Task to carry out »
Extract all lines in the data that contain the word "MOUNTAIN".

— Begin —

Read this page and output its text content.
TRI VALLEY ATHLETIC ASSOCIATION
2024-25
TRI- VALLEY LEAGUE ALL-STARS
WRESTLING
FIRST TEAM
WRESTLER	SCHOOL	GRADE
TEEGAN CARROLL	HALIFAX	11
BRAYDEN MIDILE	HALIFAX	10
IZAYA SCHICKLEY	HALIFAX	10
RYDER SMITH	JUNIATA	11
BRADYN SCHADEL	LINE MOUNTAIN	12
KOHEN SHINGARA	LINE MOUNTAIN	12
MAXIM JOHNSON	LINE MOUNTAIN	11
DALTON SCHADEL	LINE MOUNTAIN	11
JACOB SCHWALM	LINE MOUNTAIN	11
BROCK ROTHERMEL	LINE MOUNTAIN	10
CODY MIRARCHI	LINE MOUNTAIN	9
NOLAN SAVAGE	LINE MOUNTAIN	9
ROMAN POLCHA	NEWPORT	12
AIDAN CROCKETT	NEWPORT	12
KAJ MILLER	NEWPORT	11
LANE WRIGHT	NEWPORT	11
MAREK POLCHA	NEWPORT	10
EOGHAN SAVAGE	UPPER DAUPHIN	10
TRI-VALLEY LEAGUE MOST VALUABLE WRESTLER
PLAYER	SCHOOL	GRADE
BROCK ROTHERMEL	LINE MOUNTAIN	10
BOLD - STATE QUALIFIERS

— End —
— Begin —

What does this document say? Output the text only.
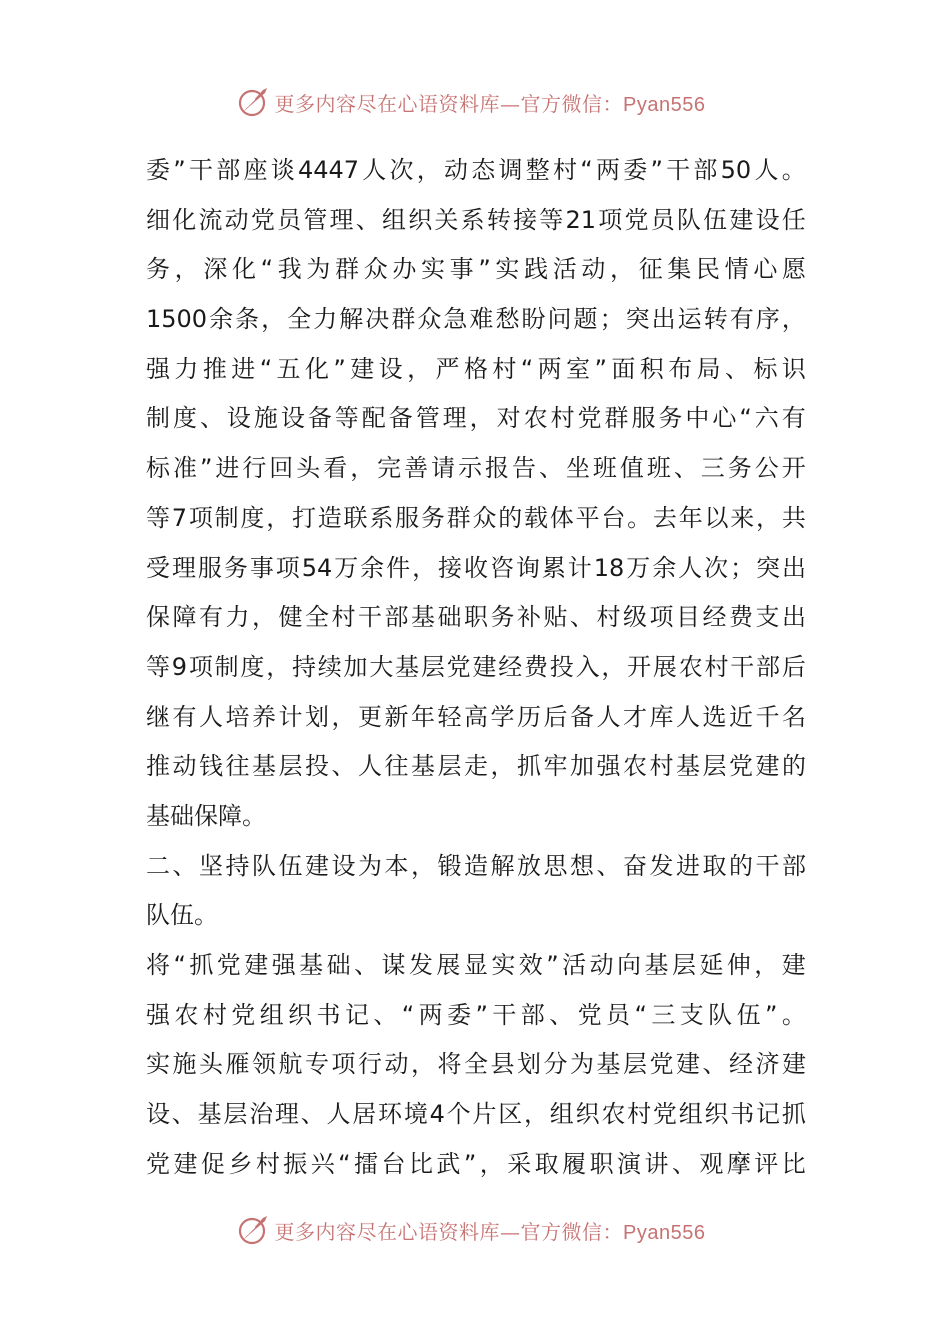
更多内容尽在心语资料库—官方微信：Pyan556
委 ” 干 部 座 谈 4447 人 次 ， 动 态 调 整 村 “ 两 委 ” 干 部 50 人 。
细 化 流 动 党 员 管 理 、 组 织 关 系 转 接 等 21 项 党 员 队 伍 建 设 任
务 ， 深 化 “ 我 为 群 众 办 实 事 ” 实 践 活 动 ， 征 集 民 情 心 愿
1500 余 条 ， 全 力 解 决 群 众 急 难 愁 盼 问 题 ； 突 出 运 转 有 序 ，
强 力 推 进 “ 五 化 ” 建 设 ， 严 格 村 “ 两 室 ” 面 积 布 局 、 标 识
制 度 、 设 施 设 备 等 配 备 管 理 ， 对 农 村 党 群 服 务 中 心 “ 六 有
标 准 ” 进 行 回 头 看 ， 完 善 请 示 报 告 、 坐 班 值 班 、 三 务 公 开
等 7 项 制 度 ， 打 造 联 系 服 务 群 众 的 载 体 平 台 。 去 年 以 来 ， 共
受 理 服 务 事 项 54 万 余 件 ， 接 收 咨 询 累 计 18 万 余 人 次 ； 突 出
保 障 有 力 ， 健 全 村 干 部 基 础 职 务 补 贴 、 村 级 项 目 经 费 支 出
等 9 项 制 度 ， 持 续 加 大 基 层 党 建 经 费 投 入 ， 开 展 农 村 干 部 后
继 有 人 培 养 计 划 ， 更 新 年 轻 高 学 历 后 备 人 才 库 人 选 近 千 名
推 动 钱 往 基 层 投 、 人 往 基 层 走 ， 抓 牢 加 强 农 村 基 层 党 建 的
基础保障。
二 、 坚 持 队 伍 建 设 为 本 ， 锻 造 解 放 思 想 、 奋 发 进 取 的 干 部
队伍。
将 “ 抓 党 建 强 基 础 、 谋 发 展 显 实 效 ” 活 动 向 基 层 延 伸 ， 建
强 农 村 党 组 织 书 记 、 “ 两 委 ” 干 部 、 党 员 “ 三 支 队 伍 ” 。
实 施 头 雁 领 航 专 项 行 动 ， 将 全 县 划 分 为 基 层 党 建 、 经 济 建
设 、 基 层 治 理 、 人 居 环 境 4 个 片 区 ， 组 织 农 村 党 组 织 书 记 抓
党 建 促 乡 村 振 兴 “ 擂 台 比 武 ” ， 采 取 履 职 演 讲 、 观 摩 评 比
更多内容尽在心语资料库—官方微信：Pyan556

— End —

Exercise output »
BRADYN SCHADEL	LINE MOUNTAIN	12
KOHEN SHINGARA	LINE MOUNTAIN	12
MAXIM JOHNSON	LINE MOUNTAIN	11
DALTON SCHADEL	LINE MOUNTAIN	11
JACOB SCHWALM	LINE MOUNTAIN	11
BROCK ROTHERMEL	LINE MOUNTAIN	10
CODY MIRARCHI	LINE MOUNTAIN	9
NOLAN SAVAGE	LINE MOUNTAIN	9
BROCK ROTHERMEL	LINE MOUNTAIN	10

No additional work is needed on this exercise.